**Prompt**
Return every record exactly as written.

**Entries**
+ + + +

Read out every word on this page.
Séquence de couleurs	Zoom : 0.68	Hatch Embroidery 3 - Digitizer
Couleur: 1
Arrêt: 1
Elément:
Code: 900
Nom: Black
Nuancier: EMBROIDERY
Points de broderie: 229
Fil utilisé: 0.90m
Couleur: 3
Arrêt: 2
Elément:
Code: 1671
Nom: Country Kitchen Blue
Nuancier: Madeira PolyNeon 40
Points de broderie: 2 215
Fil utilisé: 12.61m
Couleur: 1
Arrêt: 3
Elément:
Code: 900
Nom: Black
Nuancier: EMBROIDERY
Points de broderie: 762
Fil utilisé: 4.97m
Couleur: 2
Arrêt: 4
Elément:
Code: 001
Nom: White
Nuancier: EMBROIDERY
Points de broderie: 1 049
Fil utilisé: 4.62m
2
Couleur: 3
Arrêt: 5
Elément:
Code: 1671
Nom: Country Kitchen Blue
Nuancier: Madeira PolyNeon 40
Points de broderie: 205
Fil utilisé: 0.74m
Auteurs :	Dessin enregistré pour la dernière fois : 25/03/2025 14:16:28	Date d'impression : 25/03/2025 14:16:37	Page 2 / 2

+ + + +

**Result of this task**
Read out every word on this page.
Séquence de couleurs	Zoom : 0.68	Hatch Embroidery 3 - Digitizer
Couleur: 1
Arrêt: 1
Elément:
Code: 900
Nom: Black
Nuancier: EMBROIDERY
Points de broderie: 229
Fil utilisé: 0.90m
Couleur: 3
Arrêt: 2
Elément:
Code: 1671
Nom: Country Kitchen Blue
Nuancier: Madeira PolyNeon 40
Points de broderie: 2 215
Fil utilisé: 12.61m
Couleur: 1
Arrêt: 3
Elément:
Code: 900
Nom: Black
Nuancier: EMBROIDERY
Points de broderie: 762
Fil utilisé: 4.97m
Couleur: 2
Arrêt: 4
Elément:
Code: 001
Nom: White
Nuancier: EMBROIDERY
Points de broderie: 1 049
Fil utilisé: 4.62m
2
Couleur: 3
Arrêt: 5
Elément:
Code: 1671
Nom: Country Kitchen Blue
Nuancier: Madeira PolyNeon 40
Points de broderie: 205
Fil utilisé: 0.74m
Auteurs :	Dessin enregistré pour la dernière fois : 25/03/2025 14:16:28	Date d'impression : 25/03/2025 14:16:37	Page 2 / 2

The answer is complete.